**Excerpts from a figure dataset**
- - - - -
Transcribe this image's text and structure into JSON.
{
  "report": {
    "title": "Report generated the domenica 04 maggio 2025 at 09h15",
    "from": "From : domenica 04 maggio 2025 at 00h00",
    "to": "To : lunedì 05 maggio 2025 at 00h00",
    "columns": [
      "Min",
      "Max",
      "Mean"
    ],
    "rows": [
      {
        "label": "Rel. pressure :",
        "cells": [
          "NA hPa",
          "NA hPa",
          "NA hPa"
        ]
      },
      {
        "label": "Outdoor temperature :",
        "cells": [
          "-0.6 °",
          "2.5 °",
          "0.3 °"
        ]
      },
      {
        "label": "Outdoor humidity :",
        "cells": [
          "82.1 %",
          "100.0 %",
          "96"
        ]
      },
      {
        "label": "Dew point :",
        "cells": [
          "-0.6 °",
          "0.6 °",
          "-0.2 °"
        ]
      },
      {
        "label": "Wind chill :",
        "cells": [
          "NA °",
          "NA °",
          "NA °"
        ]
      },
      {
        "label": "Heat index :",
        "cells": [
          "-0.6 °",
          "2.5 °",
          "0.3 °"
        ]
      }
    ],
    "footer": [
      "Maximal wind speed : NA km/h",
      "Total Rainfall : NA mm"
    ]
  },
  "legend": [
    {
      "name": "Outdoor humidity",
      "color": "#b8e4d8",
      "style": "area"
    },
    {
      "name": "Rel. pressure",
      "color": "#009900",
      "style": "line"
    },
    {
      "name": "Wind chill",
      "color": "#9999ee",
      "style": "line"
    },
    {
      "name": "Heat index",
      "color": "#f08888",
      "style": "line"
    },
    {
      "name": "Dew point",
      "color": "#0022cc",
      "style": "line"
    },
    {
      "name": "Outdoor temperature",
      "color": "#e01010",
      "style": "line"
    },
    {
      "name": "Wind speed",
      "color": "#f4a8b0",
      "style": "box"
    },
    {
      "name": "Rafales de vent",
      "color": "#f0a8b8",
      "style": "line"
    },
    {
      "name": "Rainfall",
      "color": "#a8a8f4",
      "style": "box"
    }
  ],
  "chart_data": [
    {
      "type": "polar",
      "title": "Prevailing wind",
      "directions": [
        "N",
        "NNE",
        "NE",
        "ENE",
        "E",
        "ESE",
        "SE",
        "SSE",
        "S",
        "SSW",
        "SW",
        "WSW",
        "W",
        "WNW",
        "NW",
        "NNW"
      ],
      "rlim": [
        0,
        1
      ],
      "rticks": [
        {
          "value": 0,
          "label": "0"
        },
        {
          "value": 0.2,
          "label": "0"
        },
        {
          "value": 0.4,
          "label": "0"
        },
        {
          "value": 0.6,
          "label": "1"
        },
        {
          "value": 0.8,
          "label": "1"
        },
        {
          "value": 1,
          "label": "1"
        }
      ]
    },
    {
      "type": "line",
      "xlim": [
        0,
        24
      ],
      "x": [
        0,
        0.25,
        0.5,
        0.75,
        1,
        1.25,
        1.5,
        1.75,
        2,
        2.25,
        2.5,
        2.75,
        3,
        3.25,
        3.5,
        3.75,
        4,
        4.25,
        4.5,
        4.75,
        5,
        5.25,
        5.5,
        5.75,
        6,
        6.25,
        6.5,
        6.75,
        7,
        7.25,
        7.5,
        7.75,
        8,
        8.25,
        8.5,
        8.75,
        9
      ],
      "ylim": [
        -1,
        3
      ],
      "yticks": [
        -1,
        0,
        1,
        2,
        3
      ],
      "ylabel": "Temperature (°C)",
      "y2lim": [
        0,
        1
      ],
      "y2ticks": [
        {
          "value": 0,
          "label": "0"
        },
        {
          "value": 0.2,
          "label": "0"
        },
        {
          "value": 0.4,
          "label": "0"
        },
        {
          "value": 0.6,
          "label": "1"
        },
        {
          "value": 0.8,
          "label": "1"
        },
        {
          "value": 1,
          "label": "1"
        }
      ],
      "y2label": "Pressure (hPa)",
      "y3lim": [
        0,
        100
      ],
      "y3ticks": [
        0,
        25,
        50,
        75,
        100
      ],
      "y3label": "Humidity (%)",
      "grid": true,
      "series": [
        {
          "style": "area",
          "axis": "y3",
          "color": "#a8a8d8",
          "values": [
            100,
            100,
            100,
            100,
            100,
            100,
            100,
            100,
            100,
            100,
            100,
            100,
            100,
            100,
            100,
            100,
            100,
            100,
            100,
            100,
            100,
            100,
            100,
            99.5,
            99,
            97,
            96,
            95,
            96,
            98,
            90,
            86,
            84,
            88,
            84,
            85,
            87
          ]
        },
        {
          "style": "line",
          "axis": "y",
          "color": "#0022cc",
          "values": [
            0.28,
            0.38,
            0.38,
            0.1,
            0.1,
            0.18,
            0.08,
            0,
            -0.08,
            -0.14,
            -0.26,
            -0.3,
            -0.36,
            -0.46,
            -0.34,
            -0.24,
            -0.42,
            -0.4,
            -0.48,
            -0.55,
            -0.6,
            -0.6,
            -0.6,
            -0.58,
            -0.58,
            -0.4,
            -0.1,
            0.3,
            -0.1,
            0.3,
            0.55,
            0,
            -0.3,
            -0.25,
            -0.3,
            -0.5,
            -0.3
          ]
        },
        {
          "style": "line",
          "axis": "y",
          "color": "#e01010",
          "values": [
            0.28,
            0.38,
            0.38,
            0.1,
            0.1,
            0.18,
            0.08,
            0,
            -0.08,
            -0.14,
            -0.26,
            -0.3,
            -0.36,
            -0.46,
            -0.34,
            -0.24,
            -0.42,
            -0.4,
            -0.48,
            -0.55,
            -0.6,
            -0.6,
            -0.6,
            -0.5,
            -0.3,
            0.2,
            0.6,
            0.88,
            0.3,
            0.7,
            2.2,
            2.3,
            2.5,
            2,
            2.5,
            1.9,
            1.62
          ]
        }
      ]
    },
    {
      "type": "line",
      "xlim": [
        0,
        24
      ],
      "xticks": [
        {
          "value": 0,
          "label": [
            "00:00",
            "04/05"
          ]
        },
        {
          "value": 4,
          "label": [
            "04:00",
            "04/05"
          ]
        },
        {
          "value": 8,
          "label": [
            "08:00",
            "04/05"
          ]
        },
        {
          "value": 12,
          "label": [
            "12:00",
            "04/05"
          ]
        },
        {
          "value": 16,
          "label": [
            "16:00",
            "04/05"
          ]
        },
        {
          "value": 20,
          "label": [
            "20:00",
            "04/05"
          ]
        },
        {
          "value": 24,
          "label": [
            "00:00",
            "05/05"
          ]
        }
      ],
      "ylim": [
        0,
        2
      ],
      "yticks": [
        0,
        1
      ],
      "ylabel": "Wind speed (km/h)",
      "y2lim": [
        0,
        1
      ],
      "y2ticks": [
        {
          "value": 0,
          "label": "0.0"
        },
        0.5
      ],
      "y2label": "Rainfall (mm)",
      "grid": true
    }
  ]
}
- - - - -
**WHAT IS NEEDED**
Set down the entries above again, word for word.

**WRITTEN ANSWER**
Transcribe this image's text and structure into JSON.
{
  "report": {
    "title": "Report generated the domenica 04 maggio 2025 at 09h15",
    "from": "From : domenica 04 maggio 2025 at 00h00",
    "to": "To : lunedì 05 maggio 2025 at 00h00",
    "columns": [
      "Min",
      "Max",
      "Mean"
    ],
    "rows": [
      {
        "label": "Rel. pressure :",
        "cells": [
          "NA hPa",
          "NA hPa",
          "NA hPa"
        ]
      },
      {
        "label": "Outdoor temperature :",
        "cells": [
          "-0.6 °",
          "2.5 °",
          "0.3 °"
        ]
      },
      {
        "label": "Outdoor humidity :",
        "cells": [
          "82.1 %",
          "100.0 %",
          "96"
        ]
      },
      {
        "label": "Dew point :",
        "cells": [
          "-0.6 °",
          "0.6 °",
          "-0.2 °"
        ]
      },
      {
        "label": "Wind chill :",
        "cells": [
          "NA °",
          "NA °",
          "NA °"
        ]
      },
      {
        "label": "Heat index :",
        "cells": [
          "-0.6 °",
          "2.5 °",
          "0.3 °"
        ]
      }
    ],
    "footer": [
      "Maximal wind speed : NA km/h",
      "Total Rainfall : NA mm"
    ]
  },
  "legend": [
    {
      "name": "Outdoor humidity",
      "color": "#b8e4d8",
      "style": "area"
    },
    {
      "name": "Rel. pressure",
      "color": "#009900",
      "style": "line"
    },
    {
      "name": "Wind chill",
      "color": "#9999ee",
      "style": "line"
    },
    {
      "name": "Heat index",
      "color": "#f08888",
      "style": "line"
    },
    {
      "name": "Dew point",
      "color": "#0022cc",
      "style": "line"
    },
    {
      "name": "Outdoor temperature",
      "color": "#e01010",
      "style": "line"
    },
    {
      "name": "Wind speed",
      "color": "#f4a8b0",
      "style": "box"
    },
    {
      "name": "Rafales de vent",
      "color": "#f0a8b8",
      "style": "line"
    },
    {
      "name": "Rainfall",
      "color": "#a8a8f4",
      "style": "box"
    }
  ],
  "chart_data": [
    {
      "type": "polar",
      "title": "Prevailing wind",
      "directions": [
        "N",
        "NNE",
        "NE",
        "ENE",
        "E",
        "ESE",
        "SE",
        "SSE",
        "S",
        "SSW",
        "SW",
        "WSW",
        "W",
        "WNW",
        "NW",
        "NNW"
      ],
      "rlim": [
        0,
        1
      ],
      "rticks": [
        {
          "value": 0,
          "label": "0"
        },
        {
          "value": 0.2,
          "label": "0"
        },
        {
          "value": 0.4,
          "label": "0"
        },
        {
          "value": 0.6,
          "label": "1"
        },
        {
          "value": 0.8,
          "label": "1"
        },
        {
          "value": 1,
          "label": "1"
        }
      ]
    },
    {
      "type": "line",
      "xlim": [
        0,
        24
      ],
      "x": [
        0,
        0.25,
        0.5,
        0.75,
        1,
        1.25,
        1.5,
        1.75,
        2,
        2.25,
        2.5,
        2.75,
        3,
        3.25,
        3.5,
        3.75,
        4,
        4.25,
        4.5,
        4.75,
        5,
        5.25,
        5.5,
        5.75,
        6,
        6.25,
        6.5,
        6.75,
        7,
        7.25,
        7.5,
        7.75,
        8,
        8.25,
        8.5,
        8.75,
        9
      ],
      "ylim": [
        -1,
        3
      ],
      "yticks": [
        -1,
        0,
        1,
        2,
        3
      ],
      "ylabel": "Temperature (°C)",
      "y2lim": [
        0,
        1
      ],
      "y2ticks": [
        {
          "value": 0,
          "label": "0"
        },
        {
          "value": 0.2,
          "label": "0"
        },
        {
          "value": 0.4,
          "label": "0"
        },
        {
          "value": 0.6,
          "label": "1"
        },
        {
          "value": 0.8,
          "label": "1"
        },
        {
          "value": 1,
          "label": "1"
        }
      ],
      "y2label": "Pressure (hPa)",
      "y3lim": [
        0,
        100
      ],
      "y3ticks": [
        0,
        25,
        50,
        75,
        100
      ],
      "y3label": "Humidity (%)",
      "grid": true,
      "series": [
        {
          "style": "area",
          "axis": "y3",
          "color": "#a8a8d8",
          "values": [
            100,
            100,
            100,
            100,
            100,
            100,
            100,
            100,
            100,
            100,
            100,
            100,
            100,
            100,
            100,
            100,
            100,
            100,
            100,
            100,
            100,
            100,
            100,
            99.5,
            99,
            97,
            96,
            95,
            96,
            98,
            90,
            86,
            84,
            88,
            84,
            85,
            87
          ]
        },
        {
          "style": "line",
          "axis": "y",
          "color": "#0022cc",
          "values": [
            0.28,
            0.38,
            0.38,
            0.1,
            0.1,
            0.18,
            0.08,
            0,
            -0.08,
            -0.14,
            -0.26,
            -0.3,
            -0.36,
            -0.46,
            -0.34,
            -0.24,
            -0.42,
            -0.4,
            -0.48,
            -0.55,
            -0.6,
            -0.6,
            -0.6,
            -0.58,
            -0.58,
            -0.4,
            -0.1,
            0.3,
            -0.1,
            0.3,
            0.55,
            0,
            -0.3,
            -0.25,
            -0.3,
            -0.5,
            -0.3
          ]
        },
        {
          "style": "line",
          "axis": "y",
          "color": "#e01010",
          "values": [
            0.28,
            0.38,
            0.38,
            0.1,
            0.1,
            0.18,
            0.08,
            0,
            -0.08,
            -0.14,
            -0.26,
            -0.3,
            -0.36,
            -0.46,
            -0.34,
            -0.24,
            -0.42,
            -0.4,
            -0.48,
            -0.55,
            -0.6,
            -0.6,
            -0.6,
            -0.5,
            -0.3,
            0.2,
            0.6,
            0.88,
            0.3,
            0.7,
            2.2,
            2.3,
            2.5,
            2,
            2.5,
            1.9,
            1.62
          ]
        }
      ]
    },
    {
      "type": "line",
      "xlim": [
        0,
        24
      ],
      "xticks": [
        {
          "value": 0,
          "label": [
            "00:00",
            "04/05"
          ]
        },
        {
          "value": 4,
          "label": [
            "04:00",
            "04/05"
          ]
        },
        {
          "value": 8,
          "label": [
            "08:00",
            "04/05"
          ]
        },
        {
          "value": 12,
          "label": [
            "12:00",
            "04/05"
          ]
        },
        {
          "value": 16,
          "label": [
            "16:00",
            "04/05"
          ]
        },
        {
          "value": 20,
          "label": [
            "20:00",
            "04/05"
          ]
        },
        {
          "value": 24,
          "label": [
            "00:00",
            "05/05"
          ]
        }
      ],
      "ylim": [
        0,
        2
      ],
      "yticks": [
        0,
        1
      ],
      "ylabel": "Wind speed (km/h)",
      "y2lim": [
        0,
        1
      ],
      "y2ticks": [
        {
          "value": 0,
          "label": "0.0"
        },
        0.5
      ],
      "y2label": "Rainfall (mm)",
      "grid": true
    }
  ]
}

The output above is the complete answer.